(A block of data)

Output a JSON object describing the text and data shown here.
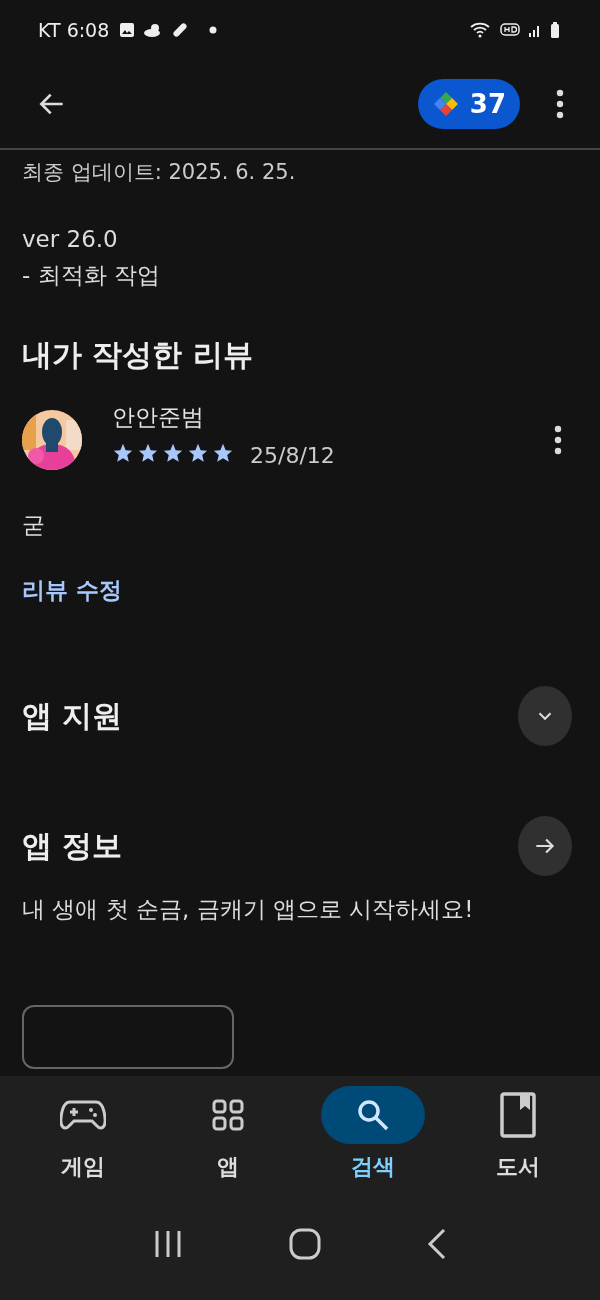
{
  "status_bar": {
    "carrier_time": "KT 6:08"
  },
  "app_bar": {
    "points": "37"
  },
  "update": {
    "last_updated": "최종 업데이트: 2025. 6. 25.",
    "version": "ver 26.0",
    "notes": "- 최적화 작업"
  },
  "my_review": {
    "heading": "내가 작성한 리뷰",
    "author": "안안준범",
    "stars": 5,
    "date": "25/8/12",
    "text": "굳",
    "edit_link": "리뷰 수정"
  },
  "app_support": {
    "heading": "앱 지원",
    "expanded": false
  },
  "app_info": {
    "heading": "앱 정보",
    "description": "내 생애 첫 순금, 금캐기 앱으로 시작하세요!"
  },
  "bottom_nav": [
    {
      "label": "게임",
      "kind": "game",
      "selected": false
    },
    {
      "label": "앱",
      "kind": "apps",
      "selected": false
    },
    {
      "label": "검색",
      "kind": "search",
      "selected": true
    },
    {
      "label": "도서",
      "kind": "book",
      "selected": false
    }
  ]
}
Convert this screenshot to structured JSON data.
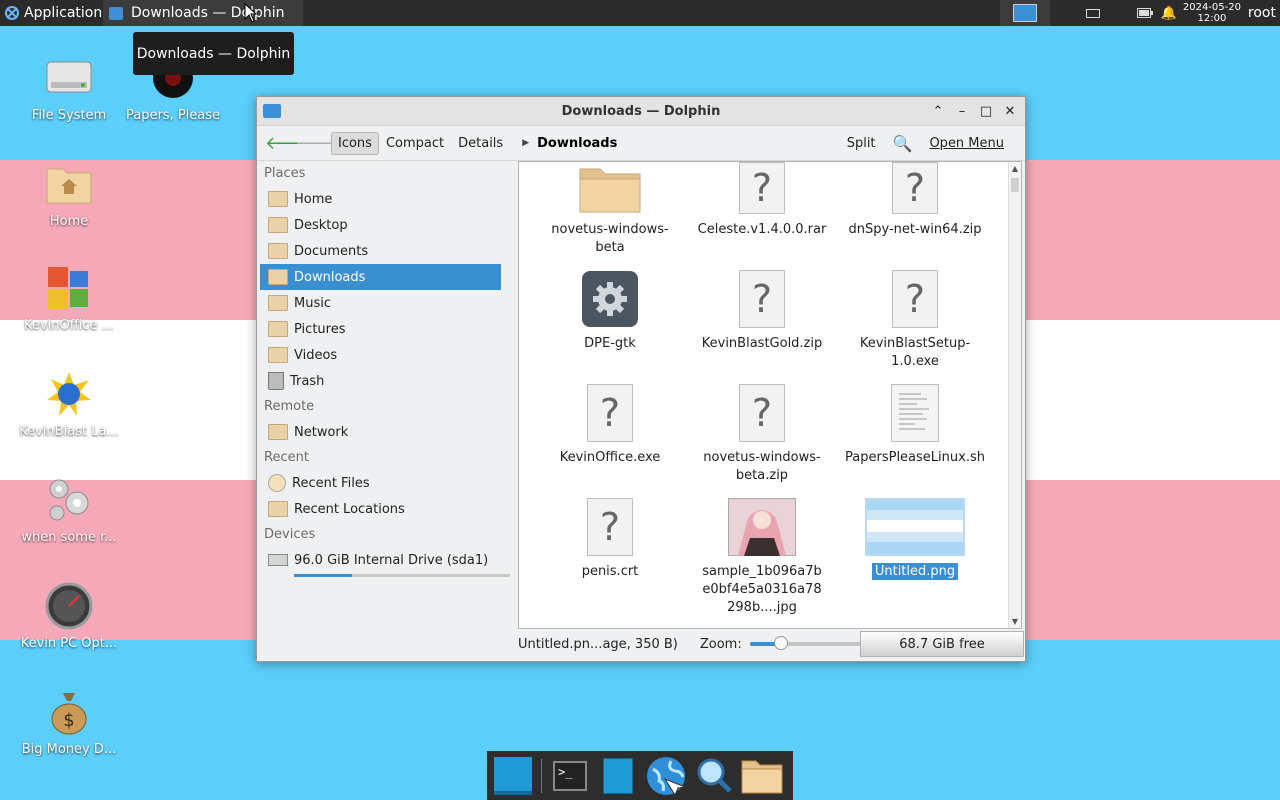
{
  "top_panel": {
    "applications_label": "Applications",
    "active_task_label": "Downloads — Dolphin",
    "clock_date": "2024-05-20",
    "clock_time": "12:00",
    "user": "root"
  },
  "tooltip": "Downloads — Dolphin",
  "desktop_icons": [
    {
      "label": "File System"
    },
    {
      "label": "Papers, Please"
    },
    {
      "label": "Home"
    },
    {
      "label": "KevinOffice ..."
    },
    {
      "label": "KevinBlast La..."
    },
    {
      "label": "when some r..."
    },
    {
      "label": "Kevin PC Opt..."
    },
    {
      "label": "Big Money D..."
    }
  ],
  "window": {
    "title": "Downloads — Dolphin",
    "toolbar": {
      "icons": "Icons",
      "compact": "Compact",
      "details": "Details",
      "breadcrumb": "Downloads",
      "split": "Split",
      "open_menu": "Open Menu"
    },
    "places": {
      "section_places": "Places",
      "home": "Home",
      "desktop": "Desktop",
      "documents": "Documents",
      "downloads": "Downloads",
      "music": "Music",
      "pictures": "Pictures",
      "videos": "Videos",
      "trash": "Trash",
      "section_remote": "Remote",
      "network": "Network",
      "section_recent": "Recent",
      "recent_files": "Recent Files",
      "recent_locations": "Recent Locations",
      "section_devices": "Devices",
      "drive": "96.0 GiB Internal Drive (sda1)"
    },
    "files": [
      {
        "name": "novetus-windows-beta",
        "icon": "folder"
      },
      {
        "name": "Celeste.v1.4.0.0.rar",
        "icon": "unknown"
      },
      {
        "name": "dnSpy-net-win64.zip",
        "icon": "unknown"
      },
      {
        "name": "DPE-gtk",
        "icon": "executable-gear"
      },
      {
        "name": "KevinBlastGold.zip",
        "icon": "unknown"
      },
      {
        "name": "KevinBlastSetup-1.0.exe",
        "icon": "unknown"
      },
      {
        "name": "KevinOffice.exe",
        "icon": "unknown"
      },
      {
        "name": "novetus-windows-beta.zip",
        "icon": "unknown"
      },
      {
        "name": "PapersPleaseLinux.sh",
        "icon": "script"
      },
      {
        "name": "penis.crt",
        "icon": "unknown"
      },
      {
        "name": "sample_1b096a7be0bf4e5a0316a78298b....jpg",
        "icon": "image-thumbnail"
      },
      {
        "name": "Untitled.png",
        "icon": "image-thumbnail-flag"
      }
    ],
    "status": {
      "selection": "Untitled.pn...age, 350 B)",
      "zoom_label": "Zoom:",
      "free_space": "68.7 GiB free"
    }
  },
  "colors": {
    "wallpaper_blue": "#5bcefa",
    "wallpaper_pink": "#f5a9b8",
    "wallpaper_white": "#ffffff",
    "selection": "#3a8fd1"
  }
}
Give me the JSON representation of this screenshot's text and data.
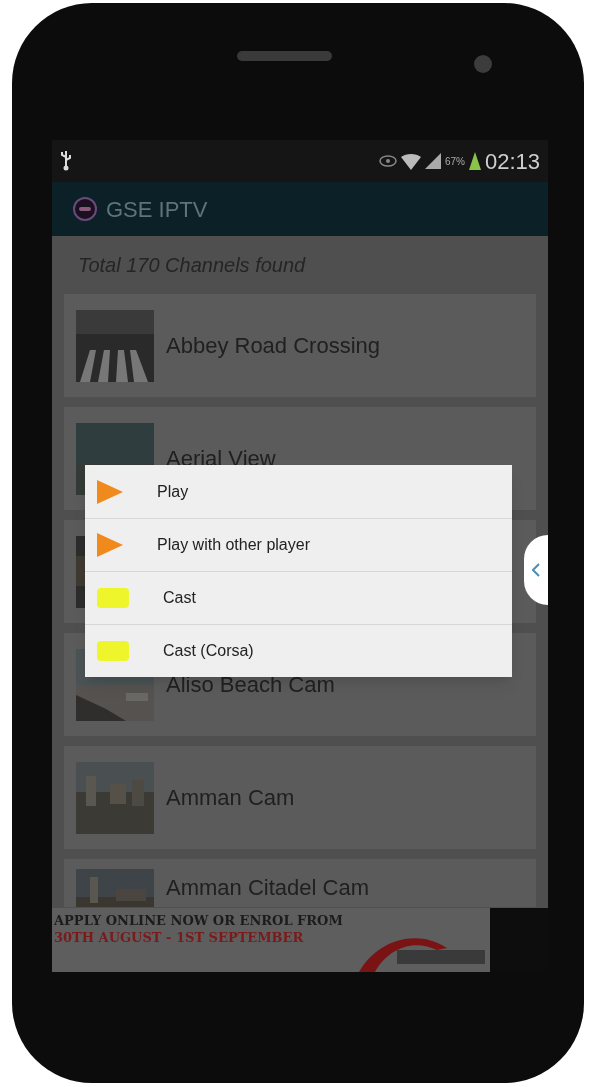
{
  "status_bar": {
    "battery": "67%",
    "time": "02:13"
  },
  "app_bar": {
    "title": "GSE IPTV"
  },
  "summary": "Total 170 Channels found",
  "channels": [
    {
      "name": "Abbey Road Crossing",
      "kind": "picture"
    },
    {
      "name": "Aerial View",
      "kind": "picture"
    },
    {
      "kind": "picture"
    },
    {
      "name": "Aliso Beach Cam",
      "kind": "picture"
    },
    {
      "name": "Amman Cam",
      "kind": "picture"
    },
    {
      "name": "Amman Citadel Cam",
      "kind": "picture"
    }
  ],
  "context_menu": [
    {
      "label": "Play",
      "kind": "play"
    },
    {
      "label": "Play with other player",
      "kind": "play"
    },
    {
      "label": "Cast",
      "kind": "cast"
    },
    {
      "label": "Cast (Corsa)",
      "kind": "cast"
    }
  ],
  "ad_banner": {
    "headline": "APPLY ONLINE NOW OR ENROL FROM",
    "dates": "30TH AUGUST - 1ST SEPTEMBER"
  }
}
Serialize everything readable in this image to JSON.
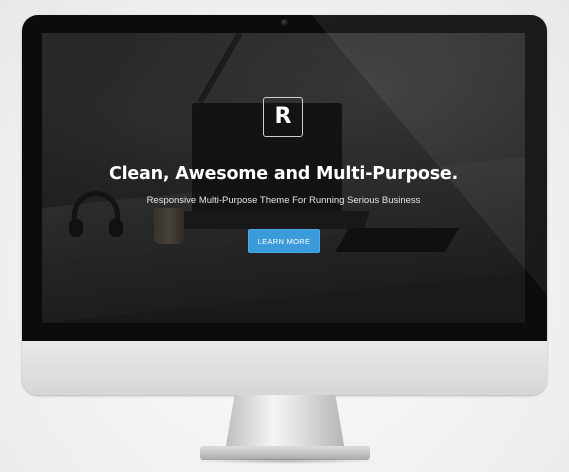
{
  "hero": {
    "logo_letter": "R",
    "headline": "Clean, Awesome and Multi-Purpose.",
    "subheadline": "Responsive Multi-Purpose Theme For Running Serious Business",
    "cta_label": "LEARN MORE"
  },
  "colors": {
    "cta_background": "#3b9ad9",
    "monitor_bezel": "#0c0c0c",
    "monitor_body": "#e0e0e0"
  },
  "icons": {
    "logo": "letter-r-logo-icon",
    "camera": "camera-icon"
  }
}
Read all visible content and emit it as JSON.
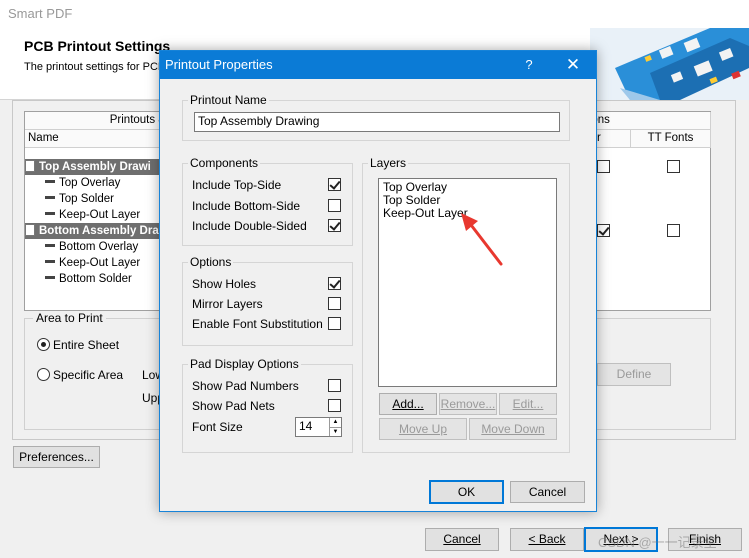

§ EXERCISE
Copy the final stretch of lines, starting at the one that holds "Serialize everything readable" and ending at the last line of the data, exactly; omit pictures.

§ SOLUTION FOR THIS EXERCISE
Serialize everything readable in this image to JSON.
{
  "hero": {
    "logo_letter": "R",
    "headline": "Clean, Awesome and Multi-Purpose.",
    "subheadline": "Responsive Multi-Purpose Theme For Running Serious Business",
    "cta_label": "LEARN MORE"
  },
  "colors": {
    "cta_background": "#3b9ad9",
    "monitor_bezel": "#0c0c0c",
    "monitor_body": "#e0e0e0"
  },
  "icons": {
    "logo": "letter-r-logo-icon",
    "camera": "camera-icon"
  }
}
Read all visible content and emit it as JSON.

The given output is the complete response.